### REQUIREMENT
Copy out every record below with complete accuracy.

### INPUT ROWS
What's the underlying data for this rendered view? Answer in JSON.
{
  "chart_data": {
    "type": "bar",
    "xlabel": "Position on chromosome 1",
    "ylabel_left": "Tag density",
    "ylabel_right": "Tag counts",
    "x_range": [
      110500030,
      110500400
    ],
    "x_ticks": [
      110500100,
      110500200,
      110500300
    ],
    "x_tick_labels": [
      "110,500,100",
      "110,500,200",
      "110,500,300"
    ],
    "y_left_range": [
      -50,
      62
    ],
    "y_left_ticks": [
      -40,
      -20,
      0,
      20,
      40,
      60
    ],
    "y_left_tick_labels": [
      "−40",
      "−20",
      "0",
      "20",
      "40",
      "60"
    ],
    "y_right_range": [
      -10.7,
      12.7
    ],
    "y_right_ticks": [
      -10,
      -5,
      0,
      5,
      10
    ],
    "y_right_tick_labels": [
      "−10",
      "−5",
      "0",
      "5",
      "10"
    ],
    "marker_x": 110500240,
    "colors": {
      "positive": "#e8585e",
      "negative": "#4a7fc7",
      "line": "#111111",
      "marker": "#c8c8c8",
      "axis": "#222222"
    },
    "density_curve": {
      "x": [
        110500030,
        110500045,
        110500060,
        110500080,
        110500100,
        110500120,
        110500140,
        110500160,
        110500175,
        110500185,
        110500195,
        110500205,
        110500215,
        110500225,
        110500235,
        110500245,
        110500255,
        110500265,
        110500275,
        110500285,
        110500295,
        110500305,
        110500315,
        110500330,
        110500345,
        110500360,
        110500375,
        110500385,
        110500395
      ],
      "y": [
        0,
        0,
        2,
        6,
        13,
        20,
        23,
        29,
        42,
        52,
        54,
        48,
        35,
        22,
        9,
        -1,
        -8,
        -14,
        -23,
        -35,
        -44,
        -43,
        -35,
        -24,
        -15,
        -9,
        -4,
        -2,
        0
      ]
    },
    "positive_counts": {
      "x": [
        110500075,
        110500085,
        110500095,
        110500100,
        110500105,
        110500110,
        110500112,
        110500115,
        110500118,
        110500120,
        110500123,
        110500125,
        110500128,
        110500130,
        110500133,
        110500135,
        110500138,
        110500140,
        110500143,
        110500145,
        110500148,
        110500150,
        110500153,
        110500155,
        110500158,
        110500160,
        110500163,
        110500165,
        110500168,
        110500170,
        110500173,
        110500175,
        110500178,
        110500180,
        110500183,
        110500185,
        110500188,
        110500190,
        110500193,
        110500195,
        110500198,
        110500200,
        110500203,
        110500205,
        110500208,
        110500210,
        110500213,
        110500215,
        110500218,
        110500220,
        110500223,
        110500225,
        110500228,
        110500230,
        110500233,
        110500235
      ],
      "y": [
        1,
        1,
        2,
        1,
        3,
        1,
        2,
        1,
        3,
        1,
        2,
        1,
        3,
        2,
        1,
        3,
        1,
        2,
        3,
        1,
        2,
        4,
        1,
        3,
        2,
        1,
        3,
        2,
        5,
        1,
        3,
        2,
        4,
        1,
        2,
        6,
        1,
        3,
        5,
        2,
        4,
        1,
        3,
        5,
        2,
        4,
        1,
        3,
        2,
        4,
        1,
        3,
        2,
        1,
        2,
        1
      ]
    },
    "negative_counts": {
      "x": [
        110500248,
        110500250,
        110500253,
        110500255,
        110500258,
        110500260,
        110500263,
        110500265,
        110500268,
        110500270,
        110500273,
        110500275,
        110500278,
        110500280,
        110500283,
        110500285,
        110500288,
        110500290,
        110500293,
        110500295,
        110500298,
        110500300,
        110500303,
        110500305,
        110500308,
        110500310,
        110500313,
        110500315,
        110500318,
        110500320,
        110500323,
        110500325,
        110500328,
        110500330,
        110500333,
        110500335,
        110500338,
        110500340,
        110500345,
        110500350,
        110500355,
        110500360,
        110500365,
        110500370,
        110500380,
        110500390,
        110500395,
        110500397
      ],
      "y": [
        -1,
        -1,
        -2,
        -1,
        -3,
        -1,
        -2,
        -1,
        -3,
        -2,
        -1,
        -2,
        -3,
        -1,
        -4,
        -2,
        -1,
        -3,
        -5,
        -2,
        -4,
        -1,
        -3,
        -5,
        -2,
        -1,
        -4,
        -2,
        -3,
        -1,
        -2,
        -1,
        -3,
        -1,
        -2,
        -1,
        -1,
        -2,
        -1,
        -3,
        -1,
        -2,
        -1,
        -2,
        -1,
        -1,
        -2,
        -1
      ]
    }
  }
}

### WRITTEN RESPONSE
What's the underlying data for this rendered view? Answer in JSON.
{
  "chart_data": {
    "type": "bar",
    "xlabel": "Position on chromosome 1",
    "ylabel_left": "Tag density",
    "ylabel_right": "Tag counts",
    "x_range": [
      110500030,
      110500400
    ],
    "x_ticks": [
      110500100,
      110500200,
      110500300
    ],
    "x_tick_labels": [
      "110,500,100",
      "110,500,200",
      "110,500,300"
    ],
    "y_left_range": [
      -50,
      62
    ],
    "y_left_ticks": [
      -40,
      -20,
      0,
      20,
      40,
      60
    ],
    "y_left_tick_labels": [
      "−40",
      "−20",
      "0",
      "20",
      "40",
      "60"
    ],
    "y_right_range": [
      -10.7,
      12.7
    ],
    "y_right_ticks": [
      -10,
      -5,
      0,
      5,
      10
    ],
    "y_right_tick_labels": [
      "−10",
      "−5",
      "0",
      "5",
      "10"
    ],
    "marker_x": 110500240,
    "colors": {
      "positive": "#e8585e",
      "negative": "#4a7fc7",
      "line": "#111111",
      "marker": "#c8c8c8",
      "axis": "#222222"
    },
    "density_curve": {
      "x": [
        110500030,
        110500045,
        110500060,
        110500080,
        110500100,
        110500120,
        110500140,
        110500160,
        110500175,
        110500185,
        110500195,
        110500205,
        110500215,
        110500225,
        110500235,
        110500245,
        110500255,
        110500265,
        110500275,
        110500285,
        110500295,
        110500305,
        110500315,
        110500330,
        110500345,
        110500360,
        110500375,
        110500385,
        110500395
      ],
      "y": [
        0,
        0,
        2,
        6,
        13,
        20,
        23,
        29,
        42,
        52,
        54,
        48,
        35,
        22,
        9,
        -1,
        -8,
        -14,
        -23,
        -35,
        -44,
        -43,
        -35,
        -24,
        -15,
        -9,
        -4,
        -2,
        0
      ]
    },
    "positive_counts": {
      "x": [
        110500075,
        110500085,
        110500095,
        110500100,
        110500105,
        110500110,
        110500112,
        110500115,
        110500118,
        110500120,
        110500123,
        110500125,
        110500128,
        110500130,
        110500133,
        110500135,
        110500138,
        110500140,
        110500143,
        110500145,
        110500148,
        110500150,
        110500153,
        110500155,
        110500158,
        110500160,
        110500163,
        110500165,
        110500168,
        110500170,
        110500173,
        110500175,
        110500178,
        110500180,
        110500183,
        110500185,
        110500188,
        110500190,
        110500193,
        110500195,
        110500198,
        110500200,
        110500203,
        110500205,
        110500208,
        110500210,
        110500213,
        110500215,
        110500218,
        110500220,
        110500223,
        110500225,
        110500228,
        110500230,
        110500233,
        110500235
      ],
      "y": [
        1,
        1,
        2,
        1,
        3,
        1,
        2,
        1,
        3,
        1,
        2,
        1,
        3,
        2,
        1,
        3,
        1,
        2,
        3,
        1,
        2,
        4,
        1,
        3,
        2,
        1,
        3,
        2,
        5,
        1,
        3,
        2,
        4,
        1,
        2,
        6,
        1,
        3,
        5,
        2,
        4,
        1,
        3,
        5,
        2,
        4,
        1,
        3,
        2,
        4,
        1,
        3,
        2,
        1,
        2,
        1
      ]
    },
    "negative_counts": {
      "x": [
        110500248,
        110500250,
        110500253,
        110500255,
        110500258,
        110500260,
        110500263,
        110500265,
        110500268,
        110500270,
        110500273,
        110500275,
        110500278,
        110500280,
        110500283,
        110500285,
        110500288,
        110500290,
        110500293,
        110500295,
        110500298,
        110500300,
        110500303,
        110500305,
        110500308,
        110500310,
        110500313,
        110500315,
        110500318,
        110500320,
        110500323,
        110500325,
        110500328,
        110500330,
        110500333,
        110500335,
        110500338,
        110500340,
        110500345,
        110500350,
        110500355,
        110500360,
        110500365,
        110500370,
        110500380,
        110500390,
        110500395,
        110500397
      ],
      "y": [
        -1,
        -1,
        -2,
        -1,
        -3,
        -1,
        -2,
        -1,
        -3,
        -2,
        -1,
        -2,
        -3,
        -1,
        -4,
        -2,
        -1,
        -3,
        -5,
        -2,
        -4,
        -1,
        -3,
        -5,
        -2,
        -1,
        -4,
        -2,
        -3,
        -1,
        -2,
        -1,
        -3,
        -1,
        -2,
        -1,
        -1,
        -2,
        -1,
        -3,
        -1,
        -2,
        -1,
        -2,
        -1,
        -1,
        -2,
        -1
      ]
    }
  }
}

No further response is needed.